** What the exercise asks **
Whenever a line contains the string "this", copy it out of the entries.

** Task inputs **
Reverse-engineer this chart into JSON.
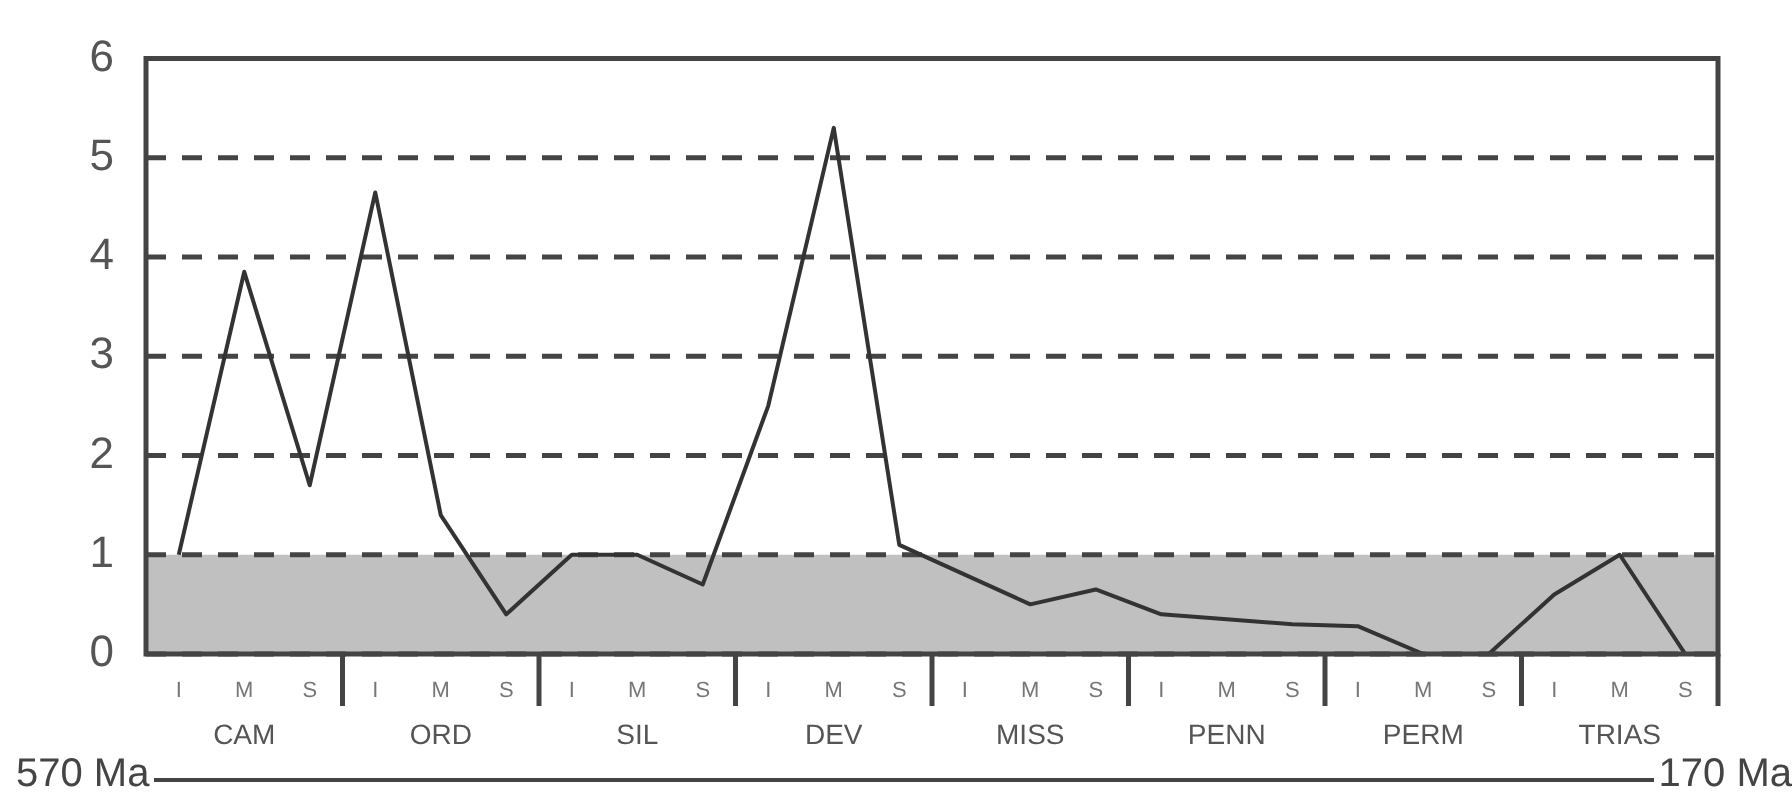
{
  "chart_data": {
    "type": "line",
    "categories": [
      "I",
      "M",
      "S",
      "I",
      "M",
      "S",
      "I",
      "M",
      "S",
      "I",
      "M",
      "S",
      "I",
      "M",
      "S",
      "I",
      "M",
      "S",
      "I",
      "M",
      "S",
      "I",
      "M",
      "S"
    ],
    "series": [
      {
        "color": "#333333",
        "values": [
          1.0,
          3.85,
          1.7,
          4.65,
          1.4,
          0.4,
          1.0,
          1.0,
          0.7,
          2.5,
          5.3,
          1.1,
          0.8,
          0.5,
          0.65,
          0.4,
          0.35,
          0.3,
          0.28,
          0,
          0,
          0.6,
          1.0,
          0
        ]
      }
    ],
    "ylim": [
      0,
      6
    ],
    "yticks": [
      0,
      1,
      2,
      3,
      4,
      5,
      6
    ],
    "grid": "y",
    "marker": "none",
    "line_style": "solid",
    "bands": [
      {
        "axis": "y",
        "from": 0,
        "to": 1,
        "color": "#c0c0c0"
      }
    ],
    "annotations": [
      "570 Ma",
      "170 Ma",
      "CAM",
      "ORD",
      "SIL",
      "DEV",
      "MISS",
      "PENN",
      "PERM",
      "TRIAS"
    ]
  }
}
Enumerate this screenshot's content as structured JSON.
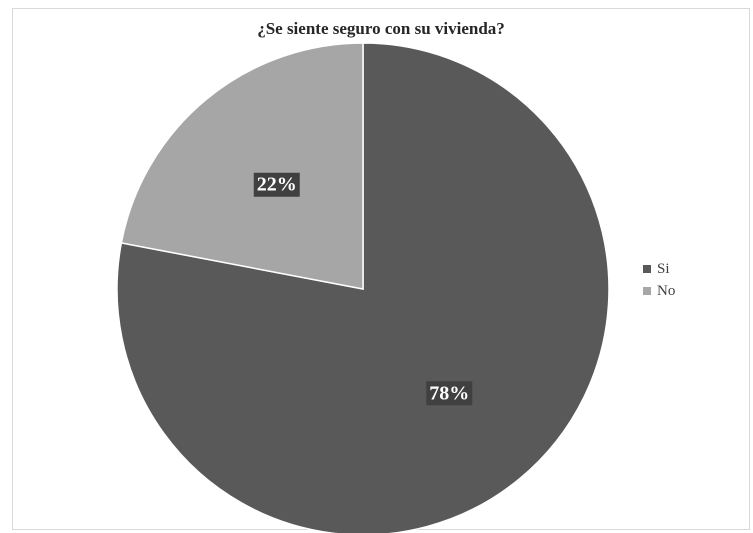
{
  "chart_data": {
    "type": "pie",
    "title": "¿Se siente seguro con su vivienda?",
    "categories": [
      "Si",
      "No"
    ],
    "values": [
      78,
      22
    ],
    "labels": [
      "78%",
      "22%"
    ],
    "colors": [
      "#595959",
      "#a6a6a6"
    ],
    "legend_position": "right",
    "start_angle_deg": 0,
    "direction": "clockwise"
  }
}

** Finished exercise **
Reverse-engineer this chart into JSON.
Enumerate this screenshot's content as structured JSON.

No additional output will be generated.